• INPUT RECORDS:
## Begin

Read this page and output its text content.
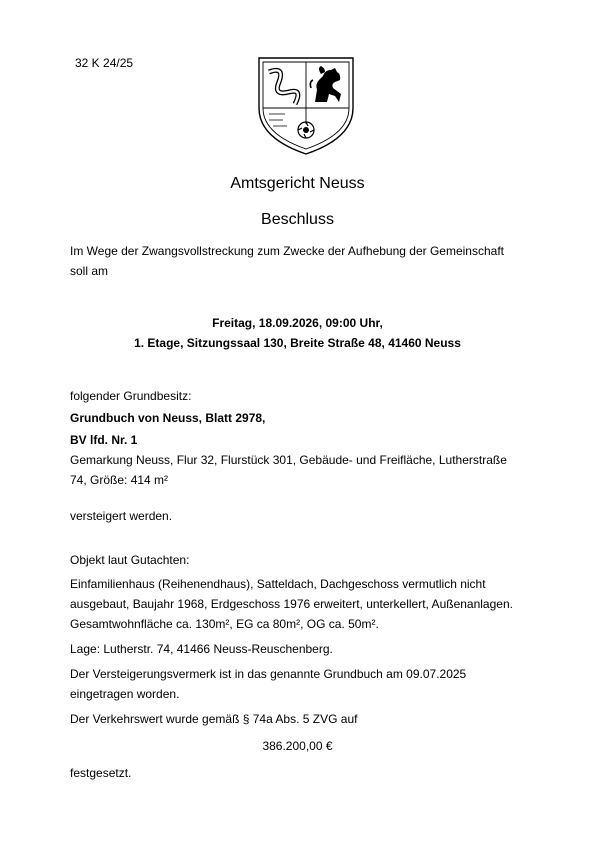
32 K 24/25
Amtsgericht Neuss
Beschluss
Im Wege der Zwangsvollstreckung zum Zwecke der Aufhebung der Gemeinschaft
soll am
Freitag, 18.09.2026, 09:00 Uhr,
1. Etage, Sitzungssaal 130, Breite Straße 48, 41460 Neuss
folgender Grundbesitz:
Grundbuch von Neuss, Blatt 2978,
BV lfd. Nr. 1
Gemarkung Neuss, Flur 32, Flurstück 301, Gebäude- und Freifläche, Lutherstraße
74, Größe: 414 m²
versteigert werden.
Objekt laut Gutachten:
Einfamilienhaus (Reihenendhaus), Satteldach, Dachgeschoss vermutlich nicht
ausgebaut, Baujahr 1968, Erdgeschoss 1976 erweitert, unterkellert, Außenanlagen.
Gesamtwohnfläche ca. 130m², EG ca 80m², OG ca. 50m².
Lage: Lutherstr. 74, 41466 Neuss-Reuschenberg.
Der Versteigerungsvermerk ist in das genannte Grundbuch am 09.07.2025
eingetragen worden.
Der Verkehrswert wurde gemäß § 74a Abs. 5 ZVG auf
386.200,00 €
festgesetzt.
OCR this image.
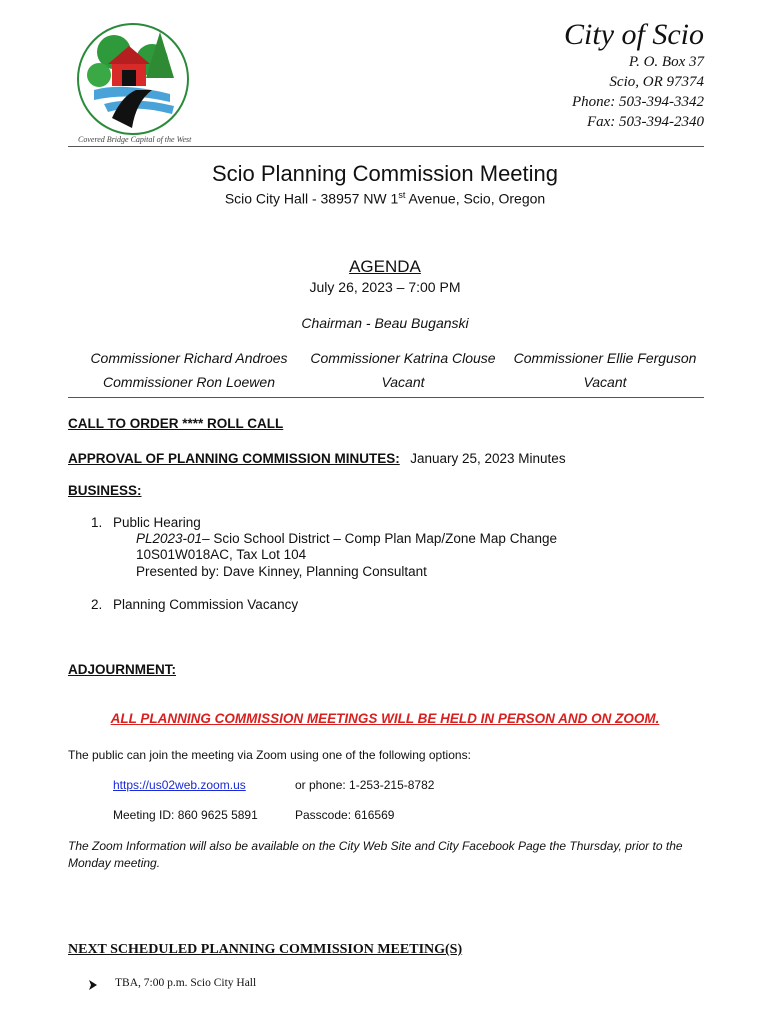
Covered Bridge Capital of the West
City of Scio
P. O. Box 37
Scio, OR 97374
Phone: 503-394-3342
Fax: 503-394-2340
Scio Planning Commission Meeting
Scio City Hall - 38957 NW 1st Avenue, Scio, Oregon
AGENDA
July 26, 2023 – 7:00 PM
Chairman - Beau Buganski
Commissioner Richard Androes	Commissioner Katrina Clouse	Commissioner Ellie Ferguson
Commissioner Ron Loewen	Vacant	Vacant
CALL TO ORDER **** ROLL CALL
APPROVAL OF PLANNING COMMISSION MINUTES: January 25, 2023 Minutes
BUSINESS:
1. Public Hearing
PL2023-01– Scio School District – Comp Plan Map/Zone Map Change
10S01W018AC, Tax Lot 104
Presented by: Dave Kinney, Planning Consultant
2. Planning Commission Vacancy
ADJOURNMENT:
ALL PLANNING COMMISSION MEETINGS WILL BE HELD IN PERSON AND ON ZOOM.
The public can join the meeting via Zoom using one of the following options:
https://us02web.zoom.us	or phone: 1-253-215-8782
Meeting ID: 860 9625 5891	Passcode: 616569
The Zoom Information will also be available on the City Web Site and City Facebook Page the Thursday, prior to the Monday meeting.
NEXT SCHEDULED PLANNING COMMISSION MEETING(S)
TBA, 7:00 p.m. Scio City Hall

## End

• TO DO: Each line of the data that includes the word "City" counts once; report the total and nothing more.

• WORKED ANSWER: 4